◆ **EXERCISE DETAILS**
Extract all lines in the data that contain the word "minus".

[Saved data entries]
********************

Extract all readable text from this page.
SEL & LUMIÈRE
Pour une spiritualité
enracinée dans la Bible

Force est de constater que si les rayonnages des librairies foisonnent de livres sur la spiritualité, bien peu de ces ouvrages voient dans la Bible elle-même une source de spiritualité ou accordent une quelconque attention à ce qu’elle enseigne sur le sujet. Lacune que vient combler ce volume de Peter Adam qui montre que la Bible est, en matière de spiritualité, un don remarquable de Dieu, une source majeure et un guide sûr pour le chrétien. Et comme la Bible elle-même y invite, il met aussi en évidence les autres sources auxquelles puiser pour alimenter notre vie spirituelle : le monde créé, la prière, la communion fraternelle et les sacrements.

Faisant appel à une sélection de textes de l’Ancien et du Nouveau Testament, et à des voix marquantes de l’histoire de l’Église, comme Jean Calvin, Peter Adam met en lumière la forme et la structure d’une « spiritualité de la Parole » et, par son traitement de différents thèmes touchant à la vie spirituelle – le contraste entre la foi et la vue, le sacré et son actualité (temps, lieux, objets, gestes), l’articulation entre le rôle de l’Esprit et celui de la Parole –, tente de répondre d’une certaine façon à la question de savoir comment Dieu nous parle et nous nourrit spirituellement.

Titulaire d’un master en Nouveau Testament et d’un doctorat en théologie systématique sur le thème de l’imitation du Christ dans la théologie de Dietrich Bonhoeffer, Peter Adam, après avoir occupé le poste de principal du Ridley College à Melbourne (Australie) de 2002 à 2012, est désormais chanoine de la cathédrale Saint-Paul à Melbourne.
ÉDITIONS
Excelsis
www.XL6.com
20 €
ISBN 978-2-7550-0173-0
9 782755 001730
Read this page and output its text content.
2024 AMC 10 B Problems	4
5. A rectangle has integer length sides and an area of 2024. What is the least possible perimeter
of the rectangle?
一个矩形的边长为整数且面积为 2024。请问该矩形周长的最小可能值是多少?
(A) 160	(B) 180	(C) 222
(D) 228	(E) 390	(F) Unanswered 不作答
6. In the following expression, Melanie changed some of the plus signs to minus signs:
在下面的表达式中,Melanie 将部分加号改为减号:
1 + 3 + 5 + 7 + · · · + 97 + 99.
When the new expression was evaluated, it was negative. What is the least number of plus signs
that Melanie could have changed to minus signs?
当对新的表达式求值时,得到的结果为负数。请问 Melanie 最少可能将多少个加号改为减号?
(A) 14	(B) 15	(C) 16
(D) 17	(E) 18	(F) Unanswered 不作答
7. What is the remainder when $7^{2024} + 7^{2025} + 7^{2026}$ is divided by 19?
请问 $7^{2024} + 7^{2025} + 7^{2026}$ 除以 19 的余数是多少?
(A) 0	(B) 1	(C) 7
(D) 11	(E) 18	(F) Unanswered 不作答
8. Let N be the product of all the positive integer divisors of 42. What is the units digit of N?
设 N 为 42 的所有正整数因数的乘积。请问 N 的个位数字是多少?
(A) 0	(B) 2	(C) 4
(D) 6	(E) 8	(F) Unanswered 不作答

********************

◆ **RESULT OF THE EXERCISE**
6. In the following expression, Melanie changed some of the plus signs to minus signs:
that Melanie could have changed to minus signs?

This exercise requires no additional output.